EXERCISE DETAILS:
Pull every line containing the word "LENGTHS" from the records.
(begin)
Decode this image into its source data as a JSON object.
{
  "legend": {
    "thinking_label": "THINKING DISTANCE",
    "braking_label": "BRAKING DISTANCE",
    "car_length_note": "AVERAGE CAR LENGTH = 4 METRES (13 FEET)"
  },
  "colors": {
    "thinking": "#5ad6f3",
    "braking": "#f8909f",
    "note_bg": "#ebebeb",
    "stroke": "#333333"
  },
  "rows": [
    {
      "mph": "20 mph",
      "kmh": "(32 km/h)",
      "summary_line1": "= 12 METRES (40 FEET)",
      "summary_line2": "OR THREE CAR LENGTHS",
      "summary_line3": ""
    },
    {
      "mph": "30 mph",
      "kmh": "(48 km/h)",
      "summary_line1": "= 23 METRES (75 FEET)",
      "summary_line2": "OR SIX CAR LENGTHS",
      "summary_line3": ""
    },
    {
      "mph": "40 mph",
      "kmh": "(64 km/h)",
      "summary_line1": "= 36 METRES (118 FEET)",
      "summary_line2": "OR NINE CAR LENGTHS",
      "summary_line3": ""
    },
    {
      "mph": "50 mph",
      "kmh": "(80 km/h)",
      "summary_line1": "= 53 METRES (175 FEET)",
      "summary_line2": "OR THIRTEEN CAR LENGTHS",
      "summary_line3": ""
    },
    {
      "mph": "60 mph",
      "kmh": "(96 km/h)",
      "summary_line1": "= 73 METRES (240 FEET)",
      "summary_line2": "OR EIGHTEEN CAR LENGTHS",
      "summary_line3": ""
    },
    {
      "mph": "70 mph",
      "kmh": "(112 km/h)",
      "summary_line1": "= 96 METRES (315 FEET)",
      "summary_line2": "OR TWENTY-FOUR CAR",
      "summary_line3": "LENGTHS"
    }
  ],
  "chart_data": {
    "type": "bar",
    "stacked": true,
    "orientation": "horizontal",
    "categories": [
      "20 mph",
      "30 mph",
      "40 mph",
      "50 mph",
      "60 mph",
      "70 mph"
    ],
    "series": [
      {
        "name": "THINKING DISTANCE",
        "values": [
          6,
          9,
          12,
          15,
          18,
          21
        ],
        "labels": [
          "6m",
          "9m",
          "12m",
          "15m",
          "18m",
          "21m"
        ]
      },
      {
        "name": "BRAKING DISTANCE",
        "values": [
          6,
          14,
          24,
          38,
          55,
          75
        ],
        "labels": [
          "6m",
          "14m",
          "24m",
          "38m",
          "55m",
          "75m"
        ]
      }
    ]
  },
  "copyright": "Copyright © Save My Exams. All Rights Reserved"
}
(end)
EXERCISE RESULT:
      "summary_line2": "OR THREE CAR LENGTHS",
      "summary_line2": "OR SIX CAR LENGTHS",
      "summary_line2": "OR NINE CAR LENGTHS",
      "summary_line2": "OR THIRTEEN CAR LENGTHS",
      "summary_line2": "OR EIGHTEEN CAR LENGTHS",
      "summary_line3": "LENGTHS"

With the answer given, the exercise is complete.